TASK PROMPT - Every entry below must appear again, exactly as written.

DATASET RECORDS -
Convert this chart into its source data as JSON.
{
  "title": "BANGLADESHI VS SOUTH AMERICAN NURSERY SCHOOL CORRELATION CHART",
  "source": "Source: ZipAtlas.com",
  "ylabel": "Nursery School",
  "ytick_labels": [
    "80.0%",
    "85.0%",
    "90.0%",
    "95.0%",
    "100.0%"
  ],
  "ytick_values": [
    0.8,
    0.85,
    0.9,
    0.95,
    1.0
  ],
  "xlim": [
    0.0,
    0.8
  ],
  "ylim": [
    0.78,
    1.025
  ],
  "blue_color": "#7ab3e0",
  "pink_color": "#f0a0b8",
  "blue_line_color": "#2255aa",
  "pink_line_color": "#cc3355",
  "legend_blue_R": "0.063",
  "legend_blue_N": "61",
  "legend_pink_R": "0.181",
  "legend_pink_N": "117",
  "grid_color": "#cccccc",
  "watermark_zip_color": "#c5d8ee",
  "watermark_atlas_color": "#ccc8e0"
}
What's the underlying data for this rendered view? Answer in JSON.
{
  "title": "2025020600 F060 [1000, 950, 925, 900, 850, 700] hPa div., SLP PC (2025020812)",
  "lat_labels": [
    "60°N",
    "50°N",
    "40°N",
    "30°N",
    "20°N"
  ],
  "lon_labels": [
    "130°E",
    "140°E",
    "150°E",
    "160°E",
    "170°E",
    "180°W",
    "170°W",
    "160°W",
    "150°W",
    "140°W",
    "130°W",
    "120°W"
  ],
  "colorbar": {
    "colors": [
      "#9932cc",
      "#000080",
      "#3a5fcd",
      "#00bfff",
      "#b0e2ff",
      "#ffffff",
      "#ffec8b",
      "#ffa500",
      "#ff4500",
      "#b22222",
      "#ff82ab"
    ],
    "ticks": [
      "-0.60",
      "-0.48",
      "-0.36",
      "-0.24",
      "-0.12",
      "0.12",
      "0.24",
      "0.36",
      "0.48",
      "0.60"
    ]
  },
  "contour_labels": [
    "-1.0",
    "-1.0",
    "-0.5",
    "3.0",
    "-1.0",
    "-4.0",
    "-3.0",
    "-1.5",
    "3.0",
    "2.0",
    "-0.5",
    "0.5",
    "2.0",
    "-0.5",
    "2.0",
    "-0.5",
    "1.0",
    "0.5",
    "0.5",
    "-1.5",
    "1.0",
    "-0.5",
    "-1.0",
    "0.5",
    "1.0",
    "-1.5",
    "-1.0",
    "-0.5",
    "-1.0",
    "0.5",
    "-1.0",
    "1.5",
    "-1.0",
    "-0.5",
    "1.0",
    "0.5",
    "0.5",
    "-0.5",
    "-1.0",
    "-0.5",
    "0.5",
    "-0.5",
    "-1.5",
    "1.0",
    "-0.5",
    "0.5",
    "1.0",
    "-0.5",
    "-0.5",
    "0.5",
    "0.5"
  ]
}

CORRECT RESPONSE -
Convert this chart into its source data as JSON.
{
  "title": "BANGLADESHI VS SOUTH AMERICAN NURSERY SCHOOL CORRELATION CHART",
  "source": "Source: ZipAtlas.com",
  "ylabel": "Nursery School",
  "ytick_labels": [
    "80.0%",
    "85.0%",
    "90.0%",
    "95.0%",
    "100.0%"
  ],
  "ytick_values": [
    0.8,
    0.85,
    0.9,
    0.95,
    1.0
  ],
  "xlim": [
    0.0,
    0.8
  ],
  "ylim": [
    0.78,
    1.025
  ],
  "blue_color": "#7ab3e0",
  "pink_color": "#f0a0b8",
  "blue_line_color": "#2255aa",
  "pink_line_color": "#cc3355",
  "legend_blue_R": "0.063",
  "legend_blue_N": "61",
  "legend_pink_R": "0.181",
  "legend_pink_N": "117",
  "grid_color": "#cccccc",
  "watermark_zip_color": "#c5d8ee",
  "watermark_atlas_color": "#ccc8e0"
}
What's the underlying data for this rendered view? Answer in JSON.
{
  "title": "2025020600 F060 [1000, 950, 925, 900, 850, 700] hPa div., SLP PC (2025020812)",
  "lat_labels": [
    "60°N",
    "50°N",
    "40°N",
    "30°N",
    "20°N"
  ],
  "lon_labels": [
    "130°E",
    "140°E",
    "150°E",
    "160°E",
    "170°E",
    "180°W",
    "170°W",
    "160°W",
    "150°W",
    "140°W",
    "130°W",
    "120°W"
  ],
  "colorbar": {
    "colors": [
      "#9932cc",
      "#000080",
      "#3a5fcd",
      "#00bfff",
      "#b0e2ff",
      "#ffffff",
      "#ffec8b",
      "#ffa500",
      "#ff4500",
      "#b22222",
      "#ff82ab"
    ],
    "ticks": [
      "-0.60",
      "-0.48",
      "-0.36",
      "-0.24",
      "-0.12",
      "0.12",
      "0.24",
      "0.36",
      "0.48",
      "0.60"
    ]
  },
  "contour_labels": [
    "-1.0",
    "-1.0",
    "-0.5",
    "3.0",
    "-1.0",
    "-4.0",
    "-3.0",
    "-1.5",
    "3.0",
    "2.0",
    "-0.5",
    "0.5",
    "2.0",
    "-0.5",
    "2.0",
    "-0.5",
    "1.0",
    "0.5",
    "0.5",
    "-1.5",
    "1.0",
    "-0.5",
    "-1.0",
    "0.5",
    "1.0",
    "-1.5",
    "-1.0",
    "-0.5",
    "-1.0",
    "0.5",
    "-1.0",
    "1.5",
    "-1.0",
    "-0.5",
    "1.0",
    "0.5",
    "0.5",
    "-0.5",
    "-1.0",
    "-0.5",
    "0.5",
    "-0.5",
    "-1.5",
    "1.0",
    "-0.5",
    "0.5",
    "1.0",
    "-0.5",
    "-0.5",
    "0.5",
    "0.5"
  ]
}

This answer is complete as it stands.